Check every line in the records below for the word "name" and report how many have it, nothing more.

····················

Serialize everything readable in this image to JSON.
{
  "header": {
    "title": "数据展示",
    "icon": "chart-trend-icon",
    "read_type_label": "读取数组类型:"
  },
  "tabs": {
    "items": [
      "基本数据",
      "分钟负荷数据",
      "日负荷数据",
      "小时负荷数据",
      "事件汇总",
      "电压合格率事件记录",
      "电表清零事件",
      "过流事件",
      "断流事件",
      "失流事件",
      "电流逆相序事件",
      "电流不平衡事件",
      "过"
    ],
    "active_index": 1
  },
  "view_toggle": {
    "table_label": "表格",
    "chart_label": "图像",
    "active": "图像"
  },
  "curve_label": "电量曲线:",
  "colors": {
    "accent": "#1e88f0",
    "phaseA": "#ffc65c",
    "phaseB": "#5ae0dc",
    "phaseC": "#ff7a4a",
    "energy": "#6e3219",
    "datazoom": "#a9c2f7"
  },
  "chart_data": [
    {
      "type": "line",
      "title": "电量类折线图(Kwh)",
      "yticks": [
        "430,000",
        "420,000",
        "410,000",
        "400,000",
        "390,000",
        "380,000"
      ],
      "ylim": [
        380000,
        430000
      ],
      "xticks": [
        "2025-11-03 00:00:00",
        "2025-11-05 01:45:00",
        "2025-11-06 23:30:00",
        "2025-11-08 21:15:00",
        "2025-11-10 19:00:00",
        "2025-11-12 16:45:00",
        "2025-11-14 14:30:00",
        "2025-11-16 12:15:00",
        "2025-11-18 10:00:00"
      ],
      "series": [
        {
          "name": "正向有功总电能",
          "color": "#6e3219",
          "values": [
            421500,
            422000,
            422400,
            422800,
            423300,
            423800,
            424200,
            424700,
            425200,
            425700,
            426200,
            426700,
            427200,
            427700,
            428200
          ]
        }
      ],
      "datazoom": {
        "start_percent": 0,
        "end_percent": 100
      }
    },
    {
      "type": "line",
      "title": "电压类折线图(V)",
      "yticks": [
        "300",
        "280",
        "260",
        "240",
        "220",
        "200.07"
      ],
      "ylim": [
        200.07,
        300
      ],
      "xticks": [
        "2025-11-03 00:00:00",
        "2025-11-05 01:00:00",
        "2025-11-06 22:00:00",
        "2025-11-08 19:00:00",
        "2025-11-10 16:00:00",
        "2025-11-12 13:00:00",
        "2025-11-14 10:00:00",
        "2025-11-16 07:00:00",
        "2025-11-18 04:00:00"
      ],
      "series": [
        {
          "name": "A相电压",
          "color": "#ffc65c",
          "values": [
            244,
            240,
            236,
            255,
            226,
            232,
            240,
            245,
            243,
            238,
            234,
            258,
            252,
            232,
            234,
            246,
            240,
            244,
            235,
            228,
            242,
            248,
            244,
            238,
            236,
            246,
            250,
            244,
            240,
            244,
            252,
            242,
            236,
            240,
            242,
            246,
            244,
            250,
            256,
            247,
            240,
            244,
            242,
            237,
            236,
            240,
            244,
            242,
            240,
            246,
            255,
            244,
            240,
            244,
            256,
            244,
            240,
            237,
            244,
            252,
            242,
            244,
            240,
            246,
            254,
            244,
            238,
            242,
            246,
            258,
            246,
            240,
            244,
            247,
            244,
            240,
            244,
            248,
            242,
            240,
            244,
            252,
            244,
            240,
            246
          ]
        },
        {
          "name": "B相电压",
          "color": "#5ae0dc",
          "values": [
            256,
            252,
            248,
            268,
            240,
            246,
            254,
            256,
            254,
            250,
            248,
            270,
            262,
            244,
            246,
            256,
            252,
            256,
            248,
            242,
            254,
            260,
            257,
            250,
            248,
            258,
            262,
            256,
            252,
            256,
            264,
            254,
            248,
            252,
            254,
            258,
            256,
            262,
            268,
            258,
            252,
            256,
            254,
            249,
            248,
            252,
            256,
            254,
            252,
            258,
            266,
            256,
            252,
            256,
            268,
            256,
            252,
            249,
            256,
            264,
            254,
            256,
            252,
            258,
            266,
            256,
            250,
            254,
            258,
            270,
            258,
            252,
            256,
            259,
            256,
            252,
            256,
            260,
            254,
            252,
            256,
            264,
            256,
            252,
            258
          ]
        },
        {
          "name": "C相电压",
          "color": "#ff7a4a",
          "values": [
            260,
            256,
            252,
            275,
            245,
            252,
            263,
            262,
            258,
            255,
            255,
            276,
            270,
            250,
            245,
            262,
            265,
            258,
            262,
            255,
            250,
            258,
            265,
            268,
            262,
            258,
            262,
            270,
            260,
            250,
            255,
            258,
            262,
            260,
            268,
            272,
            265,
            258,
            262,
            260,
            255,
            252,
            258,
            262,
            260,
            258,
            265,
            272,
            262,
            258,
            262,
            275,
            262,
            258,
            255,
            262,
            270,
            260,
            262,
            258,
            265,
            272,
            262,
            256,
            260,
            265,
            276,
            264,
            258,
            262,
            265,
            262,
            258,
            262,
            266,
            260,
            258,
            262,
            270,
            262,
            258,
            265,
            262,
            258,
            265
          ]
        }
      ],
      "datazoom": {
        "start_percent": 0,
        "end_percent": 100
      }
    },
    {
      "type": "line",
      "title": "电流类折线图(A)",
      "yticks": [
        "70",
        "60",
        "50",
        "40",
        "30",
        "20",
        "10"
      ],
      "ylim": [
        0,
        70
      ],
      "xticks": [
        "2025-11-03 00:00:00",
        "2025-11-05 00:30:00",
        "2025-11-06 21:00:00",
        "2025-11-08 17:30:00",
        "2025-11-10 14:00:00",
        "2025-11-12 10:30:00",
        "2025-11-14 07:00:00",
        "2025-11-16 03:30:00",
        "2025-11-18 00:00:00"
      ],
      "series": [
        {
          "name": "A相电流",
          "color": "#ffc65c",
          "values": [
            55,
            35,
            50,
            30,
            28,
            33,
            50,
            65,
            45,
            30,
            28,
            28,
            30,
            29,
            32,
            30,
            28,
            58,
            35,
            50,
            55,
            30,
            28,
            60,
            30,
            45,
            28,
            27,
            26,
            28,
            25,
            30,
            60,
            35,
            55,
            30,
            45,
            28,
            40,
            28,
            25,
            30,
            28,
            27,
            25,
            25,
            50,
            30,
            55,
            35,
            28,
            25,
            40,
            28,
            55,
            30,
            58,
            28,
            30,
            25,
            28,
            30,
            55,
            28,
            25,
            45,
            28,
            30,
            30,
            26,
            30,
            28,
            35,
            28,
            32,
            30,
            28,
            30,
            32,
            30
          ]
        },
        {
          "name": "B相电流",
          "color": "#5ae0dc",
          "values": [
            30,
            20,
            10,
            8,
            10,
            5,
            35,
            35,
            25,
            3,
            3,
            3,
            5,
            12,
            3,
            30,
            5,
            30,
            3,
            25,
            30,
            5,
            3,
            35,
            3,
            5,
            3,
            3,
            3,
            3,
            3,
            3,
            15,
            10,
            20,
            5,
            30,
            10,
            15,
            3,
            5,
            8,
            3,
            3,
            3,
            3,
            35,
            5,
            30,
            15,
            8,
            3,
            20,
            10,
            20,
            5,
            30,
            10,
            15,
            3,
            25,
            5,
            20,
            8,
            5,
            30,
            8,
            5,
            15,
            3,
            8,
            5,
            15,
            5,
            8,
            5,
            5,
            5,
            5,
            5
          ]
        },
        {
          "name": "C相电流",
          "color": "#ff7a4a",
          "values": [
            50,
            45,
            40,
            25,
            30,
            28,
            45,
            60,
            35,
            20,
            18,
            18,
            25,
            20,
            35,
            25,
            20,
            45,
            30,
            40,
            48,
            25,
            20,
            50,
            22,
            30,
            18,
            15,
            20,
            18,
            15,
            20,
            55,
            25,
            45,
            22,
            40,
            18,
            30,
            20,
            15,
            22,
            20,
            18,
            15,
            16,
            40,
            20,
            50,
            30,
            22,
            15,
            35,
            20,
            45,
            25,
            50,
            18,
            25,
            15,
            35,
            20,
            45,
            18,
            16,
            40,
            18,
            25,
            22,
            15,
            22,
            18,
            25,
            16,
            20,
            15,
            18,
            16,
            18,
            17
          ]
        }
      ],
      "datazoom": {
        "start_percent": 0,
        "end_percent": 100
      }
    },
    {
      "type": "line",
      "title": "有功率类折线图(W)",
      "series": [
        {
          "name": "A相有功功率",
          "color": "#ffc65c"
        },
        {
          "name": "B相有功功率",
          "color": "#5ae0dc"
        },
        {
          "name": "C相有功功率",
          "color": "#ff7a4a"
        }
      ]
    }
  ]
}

····················

**Exercise output:**
10